--- begin GIVEN DATA ---

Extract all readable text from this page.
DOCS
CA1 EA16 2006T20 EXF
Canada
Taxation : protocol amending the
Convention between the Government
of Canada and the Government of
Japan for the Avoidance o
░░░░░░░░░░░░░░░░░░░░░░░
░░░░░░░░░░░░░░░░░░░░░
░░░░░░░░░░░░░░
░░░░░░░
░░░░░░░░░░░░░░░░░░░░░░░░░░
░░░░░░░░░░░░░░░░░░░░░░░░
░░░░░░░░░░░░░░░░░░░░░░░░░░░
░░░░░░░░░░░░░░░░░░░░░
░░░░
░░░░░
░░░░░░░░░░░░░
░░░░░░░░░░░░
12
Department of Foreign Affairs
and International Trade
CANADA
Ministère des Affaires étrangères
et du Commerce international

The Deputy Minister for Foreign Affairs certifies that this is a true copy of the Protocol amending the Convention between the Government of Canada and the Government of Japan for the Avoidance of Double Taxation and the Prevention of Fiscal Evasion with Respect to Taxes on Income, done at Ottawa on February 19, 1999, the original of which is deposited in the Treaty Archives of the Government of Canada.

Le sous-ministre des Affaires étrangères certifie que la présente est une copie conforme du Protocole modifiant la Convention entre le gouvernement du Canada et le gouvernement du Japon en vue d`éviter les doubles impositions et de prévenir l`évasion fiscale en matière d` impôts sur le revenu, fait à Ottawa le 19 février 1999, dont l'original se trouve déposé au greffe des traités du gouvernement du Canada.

--- end GIVEN DATA ---
--- begin GIVEN DATA ---

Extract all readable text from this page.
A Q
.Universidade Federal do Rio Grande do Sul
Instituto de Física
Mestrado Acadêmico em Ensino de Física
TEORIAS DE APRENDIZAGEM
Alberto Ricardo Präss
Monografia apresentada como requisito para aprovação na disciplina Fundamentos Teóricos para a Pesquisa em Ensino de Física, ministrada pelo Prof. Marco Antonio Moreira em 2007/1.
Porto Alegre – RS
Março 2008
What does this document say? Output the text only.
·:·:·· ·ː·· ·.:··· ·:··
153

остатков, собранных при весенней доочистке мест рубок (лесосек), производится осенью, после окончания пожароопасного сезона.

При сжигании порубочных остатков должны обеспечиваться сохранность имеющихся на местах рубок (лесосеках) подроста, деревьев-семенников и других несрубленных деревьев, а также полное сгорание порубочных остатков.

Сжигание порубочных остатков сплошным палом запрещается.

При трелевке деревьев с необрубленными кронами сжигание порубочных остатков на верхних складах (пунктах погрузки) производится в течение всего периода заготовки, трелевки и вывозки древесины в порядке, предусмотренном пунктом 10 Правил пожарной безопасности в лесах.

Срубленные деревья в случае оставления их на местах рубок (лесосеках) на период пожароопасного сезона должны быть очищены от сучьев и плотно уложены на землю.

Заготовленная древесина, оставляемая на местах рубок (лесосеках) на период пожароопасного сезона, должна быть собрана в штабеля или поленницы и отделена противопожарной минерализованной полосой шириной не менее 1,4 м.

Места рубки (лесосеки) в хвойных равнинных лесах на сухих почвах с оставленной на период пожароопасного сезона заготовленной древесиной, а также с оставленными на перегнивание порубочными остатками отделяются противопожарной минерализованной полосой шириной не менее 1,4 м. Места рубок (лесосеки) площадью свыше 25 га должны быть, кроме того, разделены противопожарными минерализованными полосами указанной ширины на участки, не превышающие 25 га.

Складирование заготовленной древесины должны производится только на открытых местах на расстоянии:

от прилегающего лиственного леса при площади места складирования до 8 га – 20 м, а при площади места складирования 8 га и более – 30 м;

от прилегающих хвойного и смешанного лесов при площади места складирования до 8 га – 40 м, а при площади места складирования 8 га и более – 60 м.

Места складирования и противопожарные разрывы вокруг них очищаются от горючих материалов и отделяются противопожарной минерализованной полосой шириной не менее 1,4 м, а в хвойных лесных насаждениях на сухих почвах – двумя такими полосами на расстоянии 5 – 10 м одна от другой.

--- end GIVEN DATA ---

TASK PROMPT:
Each line in the listing above either holds the string "более" or does not; state how many do, giving the number only.

EXPECTED ANSWER:
2